[Task description]: Nothing other than the lines from the one containing "Convert this screenshot" through the close of the entries below should be printed, each exactly.

Some records:
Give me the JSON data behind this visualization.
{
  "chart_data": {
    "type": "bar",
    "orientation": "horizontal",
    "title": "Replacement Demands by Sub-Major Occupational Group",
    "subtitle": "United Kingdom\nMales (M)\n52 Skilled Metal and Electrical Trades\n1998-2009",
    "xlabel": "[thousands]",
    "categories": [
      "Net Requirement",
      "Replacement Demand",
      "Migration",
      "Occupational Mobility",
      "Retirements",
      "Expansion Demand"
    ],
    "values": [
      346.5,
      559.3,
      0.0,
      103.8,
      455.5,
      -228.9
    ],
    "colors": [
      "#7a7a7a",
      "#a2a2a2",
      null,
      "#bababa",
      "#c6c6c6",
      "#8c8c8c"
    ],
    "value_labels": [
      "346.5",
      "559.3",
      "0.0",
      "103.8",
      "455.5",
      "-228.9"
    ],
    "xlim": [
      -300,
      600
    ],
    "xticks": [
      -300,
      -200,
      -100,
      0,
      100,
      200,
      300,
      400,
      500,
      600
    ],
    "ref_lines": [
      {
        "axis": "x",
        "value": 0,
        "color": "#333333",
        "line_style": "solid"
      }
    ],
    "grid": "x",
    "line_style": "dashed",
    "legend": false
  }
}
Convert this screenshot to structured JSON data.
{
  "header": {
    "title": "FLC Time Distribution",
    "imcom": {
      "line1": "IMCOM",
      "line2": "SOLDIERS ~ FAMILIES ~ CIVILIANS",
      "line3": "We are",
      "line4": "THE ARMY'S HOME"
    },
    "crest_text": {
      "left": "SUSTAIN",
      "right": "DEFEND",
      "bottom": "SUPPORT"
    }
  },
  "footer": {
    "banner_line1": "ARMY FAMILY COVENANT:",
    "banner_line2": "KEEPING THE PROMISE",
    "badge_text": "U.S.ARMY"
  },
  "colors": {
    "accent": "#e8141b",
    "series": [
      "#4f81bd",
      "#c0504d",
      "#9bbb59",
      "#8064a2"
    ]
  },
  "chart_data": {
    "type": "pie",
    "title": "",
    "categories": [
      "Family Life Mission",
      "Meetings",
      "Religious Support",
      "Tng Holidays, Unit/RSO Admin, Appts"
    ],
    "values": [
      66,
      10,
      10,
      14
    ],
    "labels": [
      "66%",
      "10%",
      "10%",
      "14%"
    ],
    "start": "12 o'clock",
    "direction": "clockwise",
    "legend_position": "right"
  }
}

[Full output]:
Convert this screenshot to structured JSON data.
{
  "header": {
    "title": "FLC Time Distribution",
    "imcom": {
      "line1": "IMCOM",
      "line2": "SOLDIERS ~ FAMILIES ~ CIVILIANS",
      "line3": "We are",
      "line4": "THE ARMY'S HOME"
    },
    "crest_text": {
      "left": "SUSTAIN",
      "right": "DEFEND",
      "bottom": "SUPPORT"
    }
  },
  "footer": {
    "banner_line1": "ARMY FAMILY COVENANT:",
    "banner_line2": "KEEPING THE PROMISE",
    "badge_text": "U.S.ARMY"
  },
  "colors": {
    "accent": "#e8141b",
    "series": [
      "#4f81bd",
      "#c0504d",
      "#9bbb59",
      "#8064a2"
    ]
  },
  "chart_data": {
    "type": "pie",
    "title": "",
    "categories": [
      "Family Life Mission",
      "Meetings",
      "Religious Support",
      "Tng Holidays, Unit/RSO Admin, Appts"
    ],
    "values": [
      66,
      10,
      10,
      14
    ],
    "labels": [
      "66%",
      "10%",
      "10%",
      "14%"
    ],
    "start": "12 o'clock",
    "direction": "clockwise",
    "legend_position": "right"
  }
}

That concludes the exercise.